- Instruction:
Pick out each line containing the string "aware" and copy it.

- Items:
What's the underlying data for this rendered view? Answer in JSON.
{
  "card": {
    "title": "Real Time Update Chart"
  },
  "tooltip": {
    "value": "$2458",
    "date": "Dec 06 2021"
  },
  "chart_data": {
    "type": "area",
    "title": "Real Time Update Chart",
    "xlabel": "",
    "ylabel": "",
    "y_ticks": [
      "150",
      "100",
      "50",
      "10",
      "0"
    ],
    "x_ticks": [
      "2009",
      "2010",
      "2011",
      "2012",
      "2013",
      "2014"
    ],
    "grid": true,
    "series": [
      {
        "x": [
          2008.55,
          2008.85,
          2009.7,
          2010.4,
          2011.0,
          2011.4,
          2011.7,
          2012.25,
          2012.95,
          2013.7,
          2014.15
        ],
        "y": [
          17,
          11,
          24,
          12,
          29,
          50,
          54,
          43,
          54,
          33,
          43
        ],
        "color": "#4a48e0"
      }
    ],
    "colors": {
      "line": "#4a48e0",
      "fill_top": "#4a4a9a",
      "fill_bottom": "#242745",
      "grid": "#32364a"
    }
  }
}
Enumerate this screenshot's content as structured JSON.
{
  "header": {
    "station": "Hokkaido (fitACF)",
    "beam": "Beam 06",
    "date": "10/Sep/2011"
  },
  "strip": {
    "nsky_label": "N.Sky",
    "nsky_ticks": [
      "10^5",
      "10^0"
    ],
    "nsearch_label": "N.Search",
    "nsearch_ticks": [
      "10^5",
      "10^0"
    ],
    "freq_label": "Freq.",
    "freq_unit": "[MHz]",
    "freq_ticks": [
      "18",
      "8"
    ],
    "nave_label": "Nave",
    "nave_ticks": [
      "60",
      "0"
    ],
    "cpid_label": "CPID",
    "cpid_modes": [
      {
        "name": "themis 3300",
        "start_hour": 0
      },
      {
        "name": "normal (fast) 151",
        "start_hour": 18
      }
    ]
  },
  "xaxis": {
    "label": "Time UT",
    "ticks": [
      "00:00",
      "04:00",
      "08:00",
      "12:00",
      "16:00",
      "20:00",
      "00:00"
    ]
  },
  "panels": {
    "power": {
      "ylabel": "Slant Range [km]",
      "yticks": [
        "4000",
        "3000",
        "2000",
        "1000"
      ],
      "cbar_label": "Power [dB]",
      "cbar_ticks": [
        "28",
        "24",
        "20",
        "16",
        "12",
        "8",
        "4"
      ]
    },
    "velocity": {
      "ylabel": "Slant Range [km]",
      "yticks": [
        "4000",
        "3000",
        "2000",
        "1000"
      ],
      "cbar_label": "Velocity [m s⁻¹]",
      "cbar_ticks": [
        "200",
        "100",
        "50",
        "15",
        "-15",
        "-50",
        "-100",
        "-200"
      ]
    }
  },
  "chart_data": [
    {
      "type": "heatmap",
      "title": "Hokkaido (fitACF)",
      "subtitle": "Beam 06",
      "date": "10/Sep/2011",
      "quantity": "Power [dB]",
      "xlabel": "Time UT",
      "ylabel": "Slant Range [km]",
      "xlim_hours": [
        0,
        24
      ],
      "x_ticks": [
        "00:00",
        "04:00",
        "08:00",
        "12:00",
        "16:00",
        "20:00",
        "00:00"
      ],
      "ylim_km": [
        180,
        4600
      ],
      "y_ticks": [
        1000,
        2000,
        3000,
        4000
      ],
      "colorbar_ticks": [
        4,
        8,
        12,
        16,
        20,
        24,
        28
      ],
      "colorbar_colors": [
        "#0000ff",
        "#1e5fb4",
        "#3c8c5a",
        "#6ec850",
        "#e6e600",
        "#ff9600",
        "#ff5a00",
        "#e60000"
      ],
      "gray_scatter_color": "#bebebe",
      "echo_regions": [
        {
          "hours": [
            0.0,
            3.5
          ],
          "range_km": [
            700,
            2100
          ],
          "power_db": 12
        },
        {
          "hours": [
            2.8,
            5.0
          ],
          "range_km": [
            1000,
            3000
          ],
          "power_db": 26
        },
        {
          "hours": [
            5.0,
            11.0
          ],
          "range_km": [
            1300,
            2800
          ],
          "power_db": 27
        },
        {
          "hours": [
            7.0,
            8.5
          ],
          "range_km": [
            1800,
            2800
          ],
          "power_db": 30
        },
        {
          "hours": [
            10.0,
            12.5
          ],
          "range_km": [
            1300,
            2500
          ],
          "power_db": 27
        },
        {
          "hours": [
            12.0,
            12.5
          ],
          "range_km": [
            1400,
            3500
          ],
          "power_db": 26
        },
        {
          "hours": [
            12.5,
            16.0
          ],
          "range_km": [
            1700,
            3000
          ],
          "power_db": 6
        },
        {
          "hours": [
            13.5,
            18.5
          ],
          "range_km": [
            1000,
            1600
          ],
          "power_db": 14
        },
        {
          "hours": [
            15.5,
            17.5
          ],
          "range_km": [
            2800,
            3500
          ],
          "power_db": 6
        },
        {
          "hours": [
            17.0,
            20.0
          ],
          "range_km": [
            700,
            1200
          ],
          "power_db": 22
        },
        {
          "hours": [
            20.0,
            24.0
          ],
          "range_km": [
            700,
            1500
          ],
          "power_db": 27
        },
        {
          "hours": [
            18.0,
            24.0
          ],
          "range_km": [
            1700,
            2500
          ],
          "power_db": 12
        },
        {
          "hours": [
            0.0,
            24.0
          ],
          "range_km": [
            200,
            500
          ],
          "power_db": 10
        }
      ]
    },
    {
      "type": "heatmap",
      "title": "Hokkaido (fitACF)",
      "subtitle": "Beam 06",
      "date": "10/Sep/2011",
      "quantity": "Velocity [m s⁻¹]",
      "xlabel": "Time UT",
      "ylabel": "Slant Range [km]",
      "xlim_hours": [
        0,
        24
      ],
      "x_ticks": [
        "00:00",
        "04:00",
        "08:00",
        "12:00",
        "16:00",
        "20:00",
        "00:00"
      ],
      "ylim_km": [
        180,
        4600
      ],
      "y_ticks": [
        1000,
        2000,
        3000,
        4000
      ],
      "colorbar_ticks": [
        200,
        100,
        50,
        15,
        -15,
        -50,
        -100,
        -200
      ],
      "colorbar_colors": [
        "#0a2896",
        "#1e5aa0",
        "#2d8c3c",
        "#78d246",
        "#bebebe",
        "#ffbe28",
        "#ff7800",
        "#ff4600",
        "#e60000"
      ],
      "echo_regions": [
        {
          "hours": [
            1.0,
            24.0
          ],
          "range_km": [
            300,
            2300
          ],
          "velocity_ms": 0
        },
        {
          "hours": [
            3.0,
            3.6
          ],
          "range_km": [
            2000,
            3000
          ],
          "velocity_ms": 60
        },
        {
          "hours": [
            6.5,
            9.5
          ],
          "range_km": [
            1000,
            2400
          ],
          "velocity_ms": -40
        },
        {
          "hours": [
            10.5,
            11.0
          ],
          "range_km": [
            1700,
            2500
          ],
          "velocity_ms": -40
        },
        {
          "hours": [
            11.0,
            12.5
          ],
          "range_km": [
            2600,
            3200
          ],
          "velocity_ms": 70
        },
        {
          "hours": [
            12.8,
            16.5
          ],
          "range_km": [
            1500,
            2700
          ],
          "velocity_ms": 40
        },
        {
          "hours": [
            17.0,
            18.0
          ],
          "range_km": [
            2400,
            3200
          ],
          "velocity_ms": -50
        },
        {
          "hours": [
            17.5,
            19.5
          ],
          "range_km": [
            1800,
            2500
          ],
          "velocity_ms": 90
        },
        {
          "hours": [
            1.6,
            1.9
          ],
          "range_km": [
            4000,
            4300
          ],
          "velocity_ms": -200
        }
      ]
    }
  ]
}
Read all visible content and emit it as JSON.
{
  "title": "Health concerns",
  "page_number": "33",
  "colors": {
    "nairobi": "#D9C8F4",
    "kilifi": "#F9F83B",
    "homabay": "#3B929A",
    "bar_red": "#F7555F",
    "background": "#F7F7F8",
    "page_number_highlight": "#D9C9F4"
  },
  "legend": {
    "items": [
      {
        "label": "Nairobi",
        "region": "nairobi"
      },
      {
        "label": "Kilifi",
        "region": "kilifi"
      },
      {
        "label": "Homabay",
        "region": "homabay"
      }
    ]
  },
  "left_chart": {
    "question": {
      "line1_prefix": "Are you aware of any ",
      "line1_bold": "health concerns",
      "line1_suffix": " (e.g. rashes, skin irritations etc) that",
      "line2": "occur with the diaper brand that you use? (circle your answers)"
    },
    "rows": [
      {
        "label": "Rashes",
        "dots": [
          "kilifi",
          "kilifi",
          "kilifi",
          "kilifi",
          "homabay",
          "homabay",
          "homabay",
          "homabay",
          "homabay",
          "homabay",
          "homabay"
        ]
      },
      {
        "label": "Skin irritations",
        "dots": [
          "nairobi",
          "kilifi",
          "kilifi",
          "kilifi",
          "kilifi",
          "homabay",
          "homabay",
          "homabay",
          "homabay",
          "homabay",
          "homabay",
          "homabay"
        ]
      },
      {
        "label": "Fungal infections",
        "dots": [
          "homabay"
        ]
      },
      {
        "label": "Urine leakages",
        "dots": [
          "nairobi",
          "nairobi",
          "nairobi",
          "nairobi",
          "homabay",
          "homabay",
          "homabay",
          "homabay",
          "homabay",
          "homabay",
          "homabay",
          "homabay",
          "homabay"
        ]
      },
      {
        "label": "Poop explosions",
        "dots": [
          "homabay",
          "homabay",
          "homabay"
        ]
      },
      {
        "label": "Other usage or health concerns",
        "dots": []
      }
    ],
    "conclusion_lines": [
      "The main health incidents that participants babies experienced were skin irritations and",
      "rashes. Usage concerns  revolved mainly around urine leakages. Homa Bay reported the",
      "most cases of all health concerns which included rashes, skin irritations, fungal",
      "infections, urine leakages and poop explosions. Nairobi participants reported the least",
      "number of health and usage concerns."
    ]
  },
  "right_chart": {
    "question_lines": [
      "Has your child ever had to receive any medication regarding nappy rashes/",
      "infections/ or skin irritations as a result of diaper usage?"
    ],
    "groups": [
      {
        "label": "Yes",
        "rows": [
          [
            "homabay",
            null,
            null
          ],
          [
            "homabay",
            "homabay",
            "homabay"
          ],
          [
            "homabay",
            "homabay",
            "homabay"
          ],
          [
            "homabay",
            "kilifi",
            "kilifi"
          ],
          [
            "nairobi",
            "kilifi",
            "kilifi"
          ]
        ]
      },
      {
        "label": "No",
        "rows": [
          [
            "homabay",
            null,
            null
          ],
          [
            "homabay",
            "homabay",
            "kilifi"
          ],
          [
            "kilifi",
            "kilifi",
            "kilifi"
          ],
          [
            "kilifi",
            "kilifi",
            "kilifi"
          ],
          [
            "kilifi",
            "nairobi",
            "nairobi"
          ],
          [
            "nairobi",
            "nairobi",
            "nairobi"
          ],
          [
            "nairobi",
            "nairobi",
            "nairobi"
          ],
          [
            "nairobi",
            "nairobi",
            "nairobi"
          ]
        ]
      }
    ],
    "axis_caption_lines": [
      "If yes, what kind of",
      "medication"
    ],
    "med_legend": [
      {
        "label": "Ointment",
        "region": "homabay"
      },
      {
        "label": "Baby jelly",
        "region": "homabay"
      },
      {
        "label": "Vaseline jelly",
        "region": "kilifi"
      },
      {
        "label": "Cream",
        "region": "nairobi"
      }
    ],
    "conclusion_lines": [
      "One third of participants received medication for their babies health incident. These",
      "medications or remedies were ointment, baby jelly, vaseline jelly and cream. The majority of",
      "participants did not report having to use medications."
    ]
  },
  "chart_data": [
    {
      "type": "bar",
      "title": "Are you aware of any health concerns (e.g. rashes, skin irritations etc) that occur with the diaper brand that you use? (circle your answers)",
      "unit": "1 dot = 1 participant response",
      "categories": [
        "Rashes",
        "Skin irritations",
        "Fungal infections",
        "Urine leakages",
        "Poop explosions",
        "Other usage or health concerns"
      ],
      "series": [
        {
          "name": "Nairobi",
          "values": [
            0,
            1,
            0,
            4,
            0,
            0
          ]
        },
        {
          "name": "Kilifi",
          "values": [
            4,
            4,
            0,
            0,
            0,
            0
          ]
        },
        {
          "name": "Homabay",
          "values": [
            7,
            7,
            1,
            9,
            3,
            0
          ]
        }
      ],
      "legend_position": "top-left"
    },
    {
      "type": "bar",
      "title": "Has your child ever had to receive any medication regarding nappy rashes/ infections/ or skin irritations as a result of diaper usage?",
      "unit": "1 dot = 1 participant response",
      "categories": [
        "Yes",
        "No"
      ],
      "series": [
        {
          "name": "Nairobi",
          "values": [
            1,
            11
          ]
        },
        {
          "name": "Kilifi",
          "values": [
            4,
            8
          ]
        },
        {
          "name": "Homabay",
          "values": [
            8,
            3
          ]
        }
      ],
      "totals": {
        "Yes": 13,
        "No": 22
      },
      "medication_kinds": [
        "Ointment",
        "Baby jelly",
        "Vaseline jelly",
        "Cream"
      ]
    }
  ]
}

- Worked solution:
      "line1_prefix": "Are you aware of any ",
      "title": "Are you aware of any health concerns (e.g. rashes, skin irritations etc) that occur with the diaper brand that you use? (circle your answers)",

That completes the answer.